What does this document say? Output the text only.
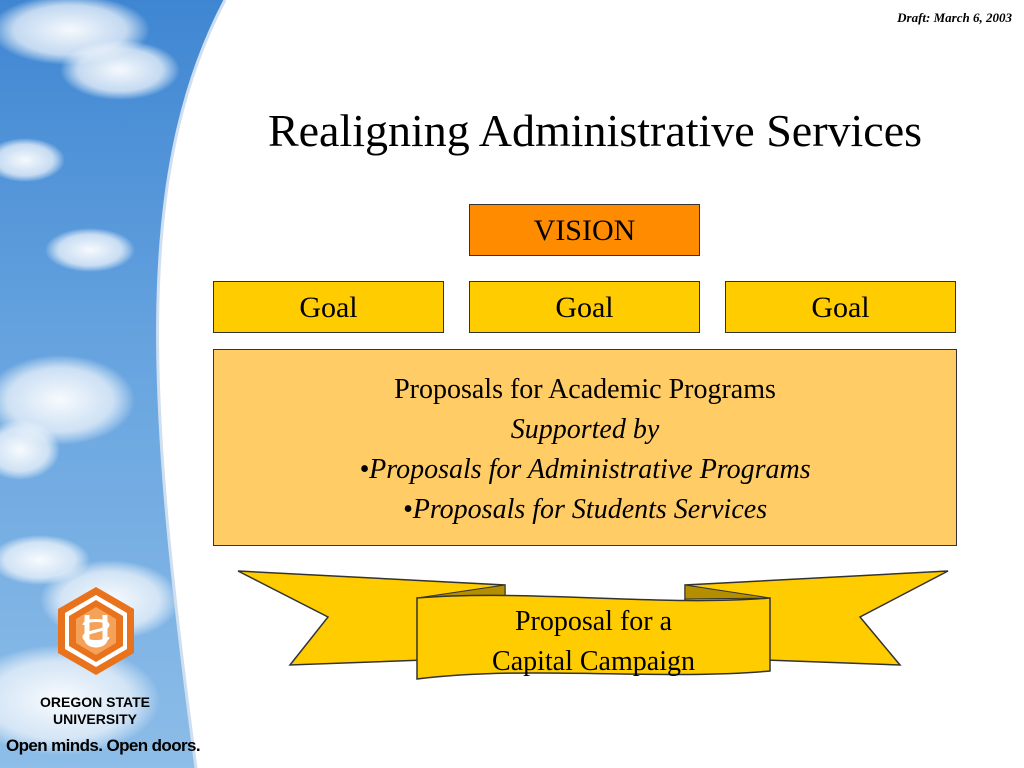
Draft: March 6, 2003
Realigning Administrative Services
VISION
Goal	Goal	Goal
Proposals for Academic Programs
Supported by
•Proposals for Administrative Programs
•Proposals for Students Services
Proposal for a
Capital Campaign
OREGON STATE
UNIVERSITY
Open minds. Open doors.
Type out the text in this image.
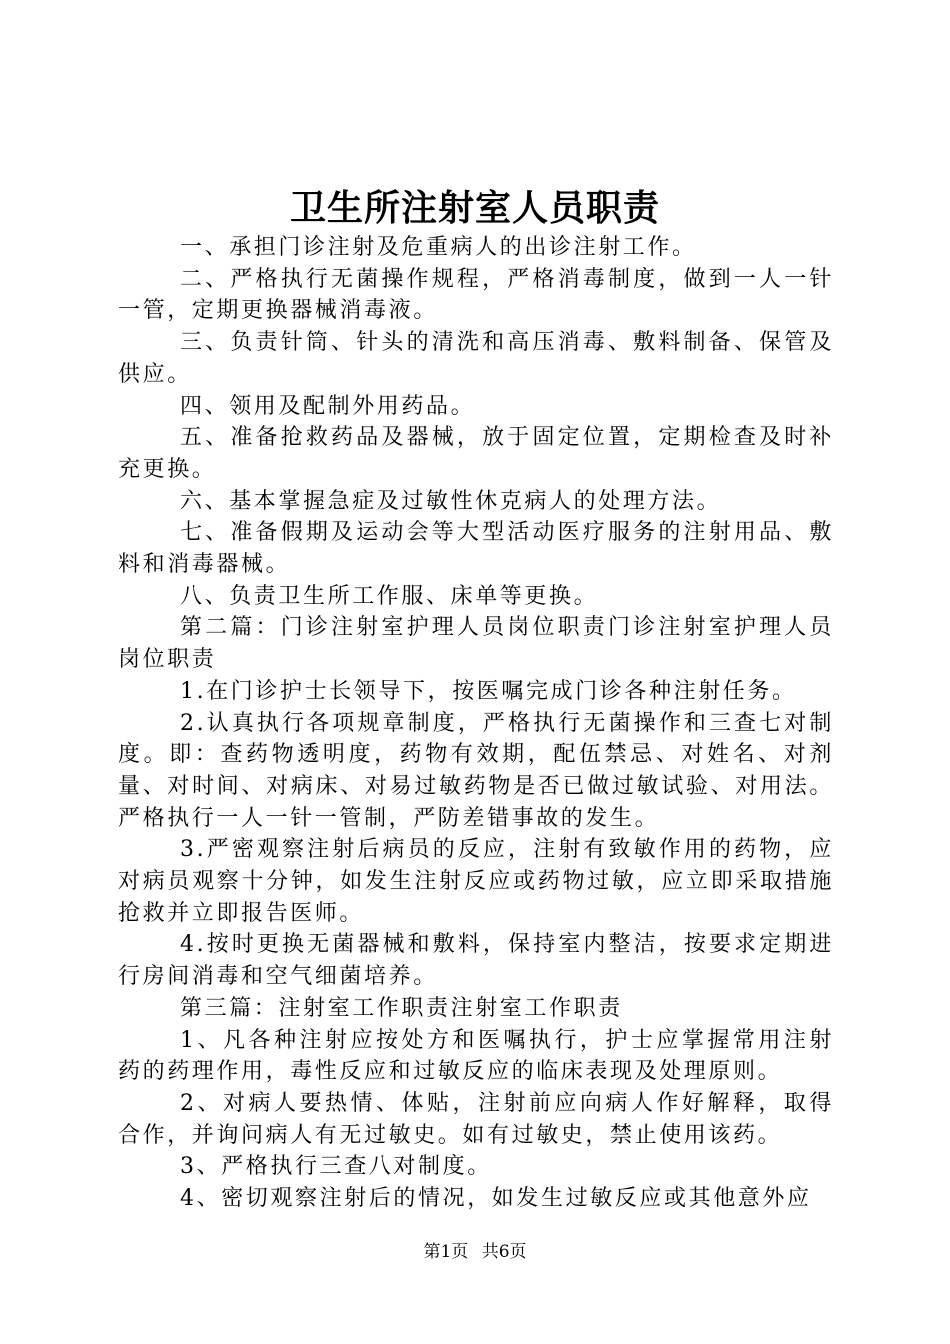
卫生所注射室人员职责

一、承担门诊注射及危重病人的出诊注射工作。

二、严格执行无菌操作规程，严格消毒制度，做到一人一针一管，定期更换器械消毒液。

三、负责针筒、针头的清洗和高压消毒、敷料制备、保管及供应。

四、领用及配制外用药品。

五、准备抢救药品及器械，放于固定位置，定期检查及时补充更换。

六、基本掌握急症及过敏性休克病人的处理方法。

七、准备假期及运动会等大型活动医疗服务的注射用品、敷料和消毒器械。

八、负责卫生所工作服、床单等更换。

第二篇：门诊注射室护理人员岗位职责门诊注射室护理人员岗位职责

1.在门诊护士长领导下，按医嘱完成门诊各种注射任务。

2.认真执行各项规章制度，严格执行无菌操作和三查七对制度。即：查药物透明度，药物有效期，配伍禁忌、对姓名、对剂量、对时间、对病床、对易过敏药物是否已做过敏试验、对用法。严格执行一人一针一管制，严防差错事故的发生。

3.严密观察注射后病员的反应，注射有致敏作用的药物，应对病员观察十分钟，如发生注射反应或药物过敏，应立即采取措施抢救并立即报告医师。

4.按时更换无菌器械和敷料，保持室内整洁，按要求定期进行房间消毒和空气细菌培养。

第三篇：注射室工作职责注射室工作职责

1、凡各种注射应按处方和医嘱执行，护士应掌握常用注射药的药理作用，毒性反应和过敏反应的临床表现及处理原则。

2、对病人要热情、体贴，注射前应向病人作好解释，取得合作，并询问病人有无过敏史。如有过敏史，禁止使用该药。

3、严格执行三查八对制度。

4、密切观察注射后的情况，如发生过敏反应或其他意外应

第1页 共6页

++++++++++

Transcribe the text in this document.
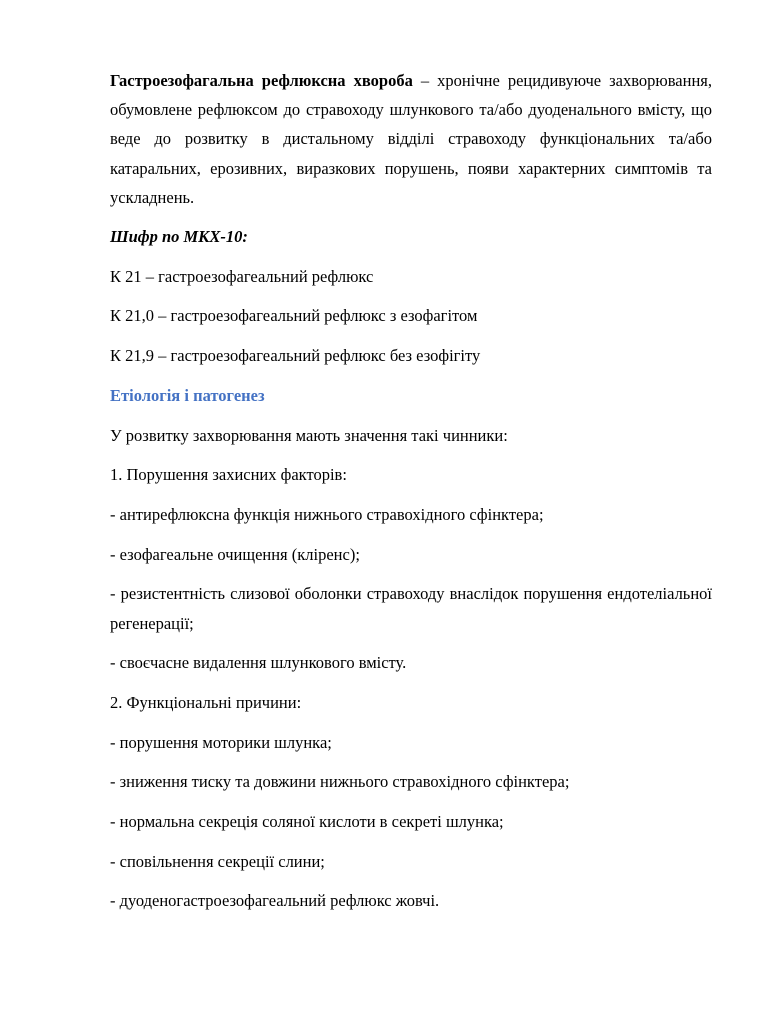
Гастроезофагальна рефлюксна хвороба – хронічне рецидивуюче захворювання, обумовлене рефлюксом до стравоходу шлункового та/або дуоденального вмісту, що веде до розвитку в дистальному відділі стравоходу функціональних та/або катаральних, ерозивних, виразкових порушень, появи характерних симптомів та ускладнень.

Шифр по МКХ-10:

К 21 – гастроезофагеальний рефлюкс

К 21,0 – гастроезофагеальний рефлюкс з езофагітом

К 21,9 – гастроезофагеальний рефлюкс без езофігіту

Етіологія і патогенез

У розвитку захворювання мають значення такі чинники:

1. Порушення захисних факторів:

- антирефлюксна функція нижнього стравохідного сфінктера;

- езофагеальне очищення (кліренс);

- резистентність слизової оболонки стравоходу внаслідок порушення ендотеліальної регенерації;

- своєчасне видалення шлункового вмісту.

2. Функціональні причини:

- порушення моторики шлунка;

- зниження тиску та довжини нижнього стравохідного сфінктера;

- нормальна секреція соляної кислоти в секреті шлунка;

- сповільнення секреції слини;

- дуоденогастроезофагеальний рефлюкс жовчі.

++++++++++

**PROBLEM TO WORK ON:**
In the entries above, find every line with the word "нижнього" and list it.

**RESULT:**
- антирефлюксна функція нижнього стравохідного сфінктера;
- зниження тиску та довжини нижнього стравохідного сфінктера;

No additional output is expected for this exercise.